● WORK TO COMPLETE: For each line that holds "JSON", copy the line out.

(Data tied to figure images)
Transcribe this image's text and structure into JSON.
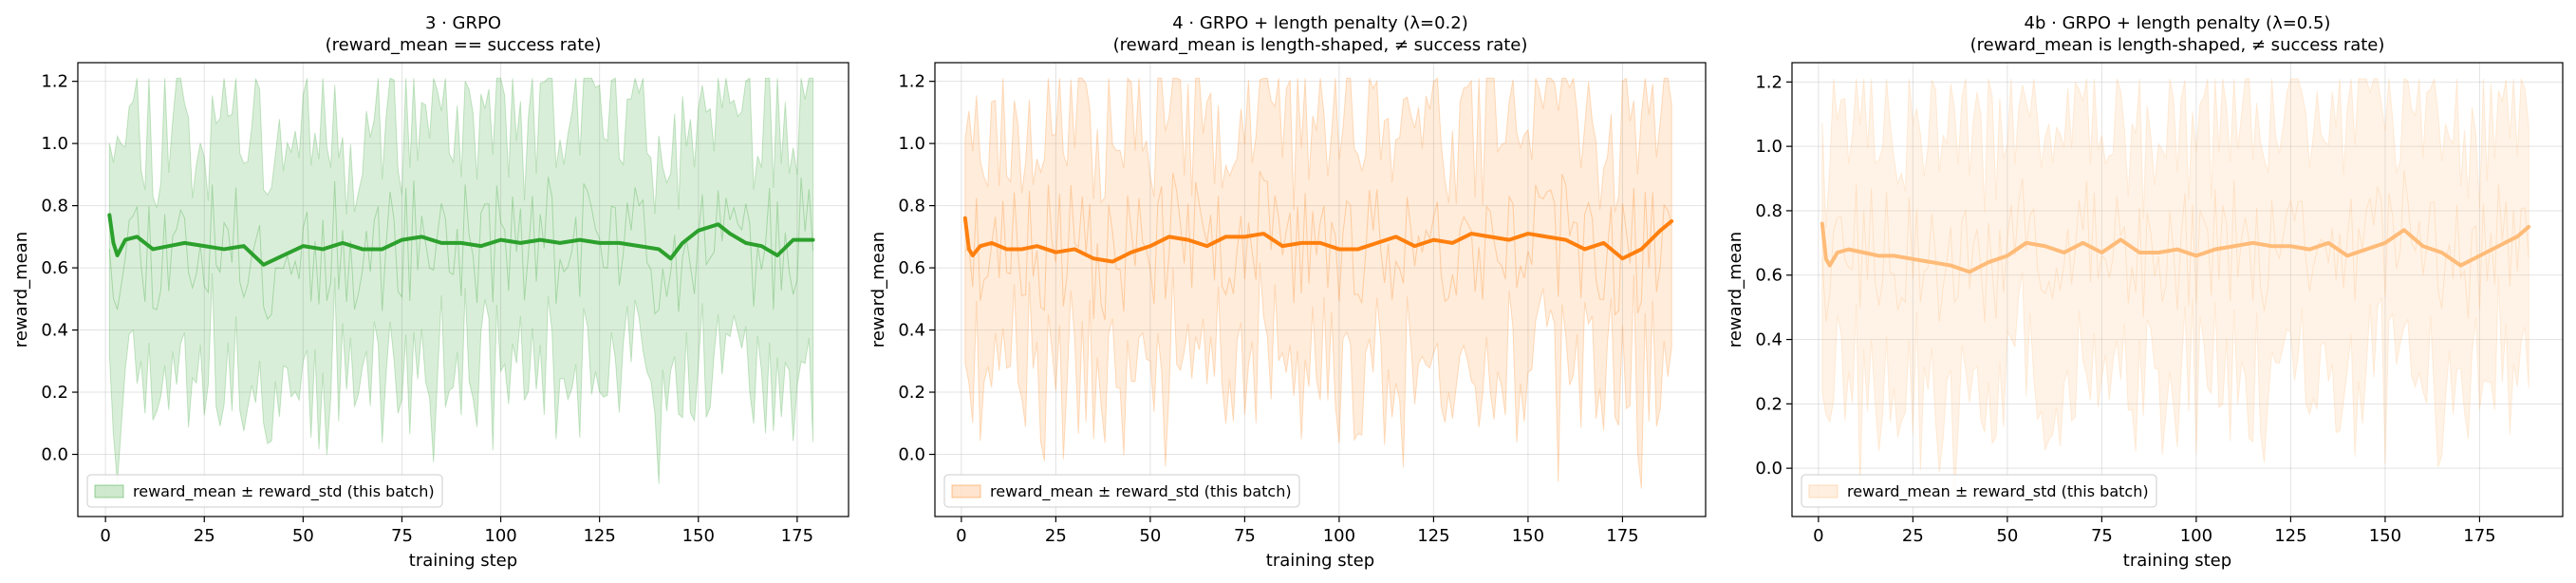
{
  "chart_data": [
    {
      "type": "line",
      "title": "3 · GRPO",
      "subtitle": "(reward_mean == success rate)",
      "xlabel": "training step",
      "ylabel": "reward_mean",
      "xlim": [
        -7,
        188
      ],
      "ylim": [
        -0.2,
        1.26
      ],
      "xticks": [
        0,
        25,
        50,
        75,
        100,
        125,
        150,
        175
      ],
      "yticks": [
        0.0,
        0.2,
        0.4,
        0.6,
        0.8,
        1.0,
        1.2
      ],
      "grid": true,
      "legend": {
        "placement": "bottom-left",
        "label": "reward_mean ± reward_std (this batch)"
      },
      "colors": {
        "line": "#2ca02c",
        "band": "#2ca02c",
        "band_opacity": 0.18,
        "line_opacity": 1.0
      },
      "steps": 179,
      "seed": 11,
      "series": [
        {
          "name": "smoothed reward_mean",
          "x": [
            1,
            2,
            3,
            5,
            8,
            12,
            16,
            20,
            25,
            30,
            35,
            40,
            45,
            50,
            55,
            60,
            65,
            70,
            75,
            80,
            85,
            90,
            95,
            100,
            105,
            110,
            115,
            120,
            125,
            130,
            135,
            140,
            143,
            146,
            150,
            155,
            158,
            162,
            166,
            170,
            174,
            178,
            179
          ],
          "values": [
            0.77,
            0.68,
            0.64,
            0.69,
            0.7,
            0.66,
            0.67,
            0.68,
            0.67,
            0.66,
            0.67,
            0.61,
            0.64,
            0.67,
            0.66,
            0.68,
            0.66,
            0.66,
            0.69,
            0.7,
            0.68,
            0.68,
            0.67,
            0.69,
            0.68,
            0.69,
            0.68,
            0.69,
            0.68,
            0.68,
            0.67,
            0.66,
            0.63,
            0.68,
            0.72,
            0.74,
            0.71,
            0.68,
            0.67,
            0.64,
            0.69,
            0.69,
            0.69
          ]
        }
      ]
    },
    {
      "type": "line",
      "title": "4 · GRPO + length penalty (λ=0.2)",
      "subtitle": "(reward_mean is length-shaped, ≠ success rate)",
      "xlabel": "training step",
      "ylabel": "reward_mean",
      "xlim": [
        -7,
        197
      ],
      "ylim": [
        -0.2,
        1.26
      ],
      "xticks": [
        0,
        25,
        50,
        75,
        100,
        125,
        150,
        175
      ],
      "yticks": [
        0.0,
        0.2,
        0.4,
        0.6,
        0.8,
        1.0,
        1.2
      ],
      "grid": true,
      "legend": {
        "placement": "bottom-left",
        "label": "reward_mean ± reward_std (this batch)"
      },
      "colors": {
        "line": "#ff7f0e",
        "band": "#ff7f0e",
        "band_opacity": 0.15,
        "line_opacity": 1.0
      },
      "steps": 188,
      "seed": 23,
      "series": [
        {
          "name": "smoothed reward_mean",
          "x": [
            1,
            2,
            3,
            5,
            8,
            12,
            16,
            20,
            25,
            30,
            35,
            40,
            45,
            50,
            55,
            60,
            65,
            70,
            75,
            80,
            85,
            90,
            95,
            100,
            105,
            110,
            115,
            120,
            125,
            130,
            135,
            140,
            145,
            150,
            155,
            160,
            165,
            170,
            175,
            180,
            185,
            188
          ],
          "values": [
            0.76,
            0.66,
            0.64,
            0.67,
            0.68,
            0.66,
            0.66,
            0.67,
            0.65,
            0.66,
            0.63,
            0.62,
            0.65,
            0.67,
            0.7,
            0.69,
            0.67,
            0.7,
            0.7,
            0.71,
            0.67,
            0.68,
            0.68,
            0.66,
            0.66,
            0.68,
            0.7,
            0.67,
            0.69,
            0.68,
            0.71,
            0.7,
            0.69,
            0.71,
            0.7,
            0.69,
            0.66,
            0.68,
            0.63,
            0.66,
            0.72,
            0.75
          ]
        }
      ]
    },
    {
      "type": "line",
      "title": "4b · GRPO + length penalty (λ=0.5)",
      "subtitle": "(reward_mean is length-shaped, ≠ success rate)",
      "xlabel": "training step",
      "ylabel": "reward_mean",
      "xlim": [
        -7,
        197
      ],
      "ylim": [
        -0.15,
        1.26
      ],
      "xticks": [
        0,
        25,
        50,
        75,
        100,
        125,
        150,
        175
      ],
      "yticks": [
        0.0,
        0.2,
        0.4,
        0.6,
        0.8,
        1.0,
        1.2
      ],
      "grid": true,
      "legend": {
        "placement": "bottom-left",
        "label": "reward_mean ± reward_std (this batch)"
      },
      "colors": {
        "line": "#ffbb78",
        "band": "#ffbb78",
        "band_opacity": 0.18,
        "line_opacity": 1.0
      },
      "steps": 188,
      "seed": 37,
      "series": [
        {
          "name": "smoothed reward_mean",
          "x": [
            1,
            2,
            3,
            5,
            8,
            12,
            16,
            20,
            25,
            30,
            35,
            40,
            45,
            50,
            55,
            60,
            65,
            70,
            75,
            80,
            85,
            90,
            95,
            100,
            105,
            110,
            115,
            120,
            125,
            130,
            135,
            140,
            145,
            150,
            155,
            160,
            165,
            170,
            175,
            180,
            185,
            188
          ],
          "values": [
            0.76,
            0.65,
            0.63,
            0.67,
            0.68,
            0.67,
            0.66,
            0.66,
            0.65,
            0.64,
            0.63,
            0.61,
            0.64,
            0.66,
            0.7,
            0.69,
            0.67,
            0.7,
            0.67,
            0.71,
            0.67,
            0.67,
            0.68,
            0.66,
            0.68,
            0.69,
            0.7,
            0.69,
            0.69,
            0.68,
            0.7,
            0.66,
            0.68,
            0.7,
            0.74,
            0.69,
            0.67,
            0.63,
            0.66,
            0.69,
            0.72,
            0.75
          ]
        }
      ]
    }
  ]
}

...

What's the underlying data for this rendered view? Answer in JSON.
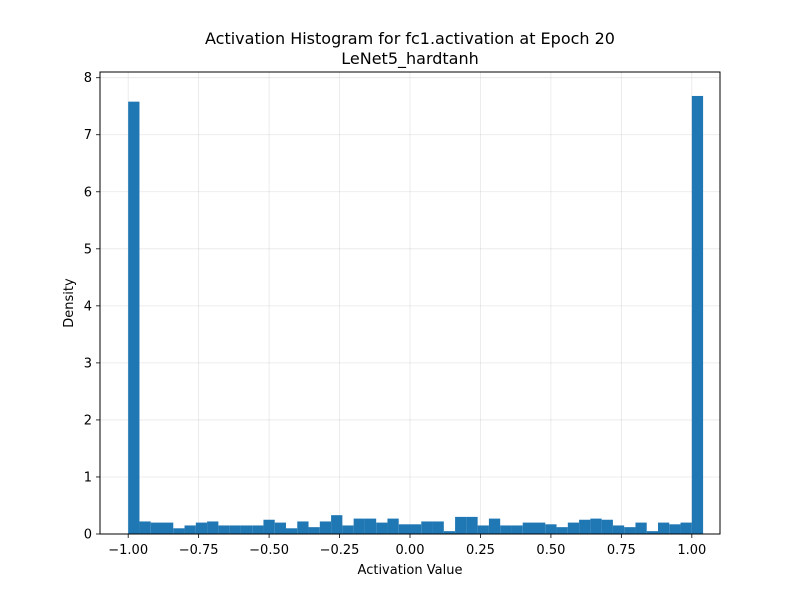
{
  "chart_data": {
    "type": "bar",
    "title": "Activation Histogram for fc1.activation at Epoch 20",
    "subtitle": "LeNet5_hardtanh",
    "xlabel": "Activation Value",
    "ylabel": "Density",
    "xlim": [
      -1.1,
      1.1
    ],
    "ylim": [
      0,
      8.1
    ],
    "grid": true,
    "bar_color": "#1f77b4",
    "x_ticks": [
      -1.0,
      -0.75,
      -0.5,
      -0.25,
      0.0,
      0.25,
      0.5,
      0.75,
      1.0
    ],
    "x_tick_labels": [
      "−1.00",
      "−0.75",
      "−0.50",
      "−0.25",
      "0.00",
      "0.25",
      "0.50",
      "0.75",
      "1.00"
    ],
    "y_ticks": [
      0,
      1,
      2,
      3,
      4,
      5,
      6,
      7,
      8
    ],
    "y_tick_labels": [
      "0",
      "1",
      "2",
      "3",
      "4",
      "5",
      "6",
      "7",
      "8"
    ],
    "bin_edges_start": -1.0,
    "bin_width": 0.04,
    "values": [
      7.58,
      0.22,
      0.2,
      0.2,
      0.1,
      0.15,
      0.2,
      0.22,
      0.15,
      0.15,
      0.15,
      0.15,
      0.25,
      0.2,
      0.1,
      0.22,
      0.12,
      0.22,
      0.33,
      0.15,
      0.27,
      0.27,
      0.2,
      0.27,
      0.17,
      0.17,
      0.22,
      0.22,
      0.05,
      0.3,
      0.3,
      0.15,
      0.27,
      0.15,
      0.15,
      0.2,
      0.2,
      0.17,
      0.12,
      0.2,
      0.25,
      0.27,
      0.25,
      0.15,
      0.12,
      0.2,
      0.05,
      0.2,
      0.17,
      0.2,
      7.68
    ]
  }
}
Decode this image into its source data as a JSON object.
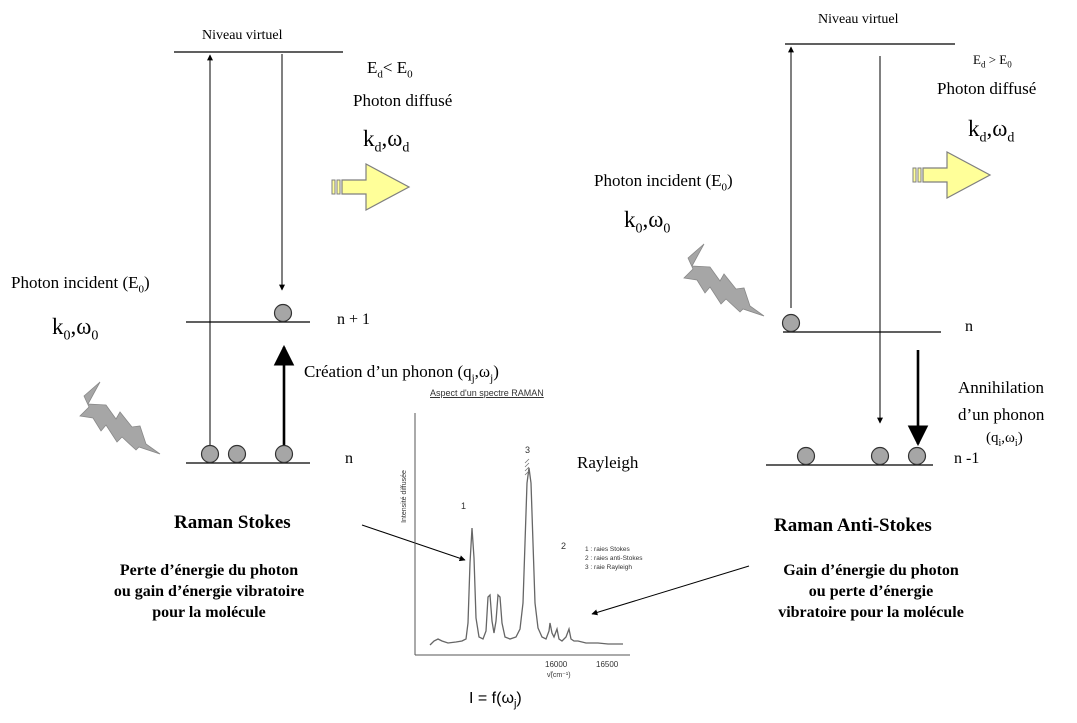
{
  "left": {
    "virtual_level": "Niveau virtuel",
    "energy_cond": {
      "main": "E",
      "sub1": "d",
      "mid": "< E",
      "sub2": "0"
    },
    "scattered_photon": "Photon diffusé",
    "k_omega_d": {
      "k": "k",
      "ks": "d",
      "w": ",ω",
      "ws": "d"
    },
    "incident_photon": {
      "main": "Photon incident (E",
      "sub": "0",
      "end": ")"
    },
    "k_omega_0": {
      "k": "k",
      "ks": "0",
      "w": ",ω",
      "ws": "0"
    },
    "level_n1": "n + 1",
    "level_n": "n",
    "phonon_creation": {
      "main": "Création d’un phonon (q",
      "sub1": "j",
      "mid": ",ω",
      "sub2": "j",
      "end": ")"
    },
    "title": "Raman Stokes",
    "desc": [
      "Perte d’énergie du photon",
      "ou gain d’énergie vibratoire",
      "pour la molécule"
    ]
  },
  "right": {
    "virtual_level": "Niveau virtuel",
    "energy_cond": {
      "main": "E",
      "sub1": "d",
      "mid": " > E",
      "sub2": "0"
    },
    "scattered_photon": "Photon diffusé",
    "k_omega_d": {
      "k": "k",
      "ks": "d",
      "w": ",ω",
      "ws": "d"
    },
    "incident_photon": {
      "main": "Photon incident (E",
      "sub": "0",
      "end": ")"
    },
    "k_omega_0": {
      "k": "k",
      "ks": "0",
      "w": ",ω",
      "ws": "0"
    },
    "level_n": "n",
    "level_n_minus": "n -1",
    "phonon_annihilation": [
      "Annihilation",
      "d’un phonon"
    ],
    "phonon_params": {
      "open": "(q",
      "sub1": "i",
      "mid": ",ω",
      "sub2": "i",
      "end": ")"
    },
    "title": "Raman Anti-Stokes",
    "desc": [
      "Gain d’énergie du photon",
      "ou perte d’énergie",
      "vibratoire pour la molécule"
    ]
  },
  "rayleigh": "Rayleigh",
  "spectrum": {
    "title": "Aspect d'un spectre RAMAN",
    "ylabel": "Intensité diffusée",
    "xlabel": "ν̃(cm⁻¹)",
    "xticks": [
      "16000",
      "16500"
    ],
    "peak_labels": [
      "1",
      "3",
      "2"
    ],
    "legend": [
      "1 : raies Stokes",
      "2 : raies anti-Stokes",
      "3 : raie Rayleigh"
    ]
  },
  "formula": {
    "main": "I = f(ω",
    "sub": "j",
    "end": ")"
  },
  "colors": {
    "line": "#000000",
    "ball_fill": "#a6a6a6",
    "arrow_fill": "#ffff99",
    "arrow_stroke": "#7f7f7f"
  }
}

● OUTPUT FOR THIS TASK:
Transcribe this image's text and structure into JSON.
What's the underlying data for this rendered view? Answer in JSON.
Decode this image into its source data as a JSON object.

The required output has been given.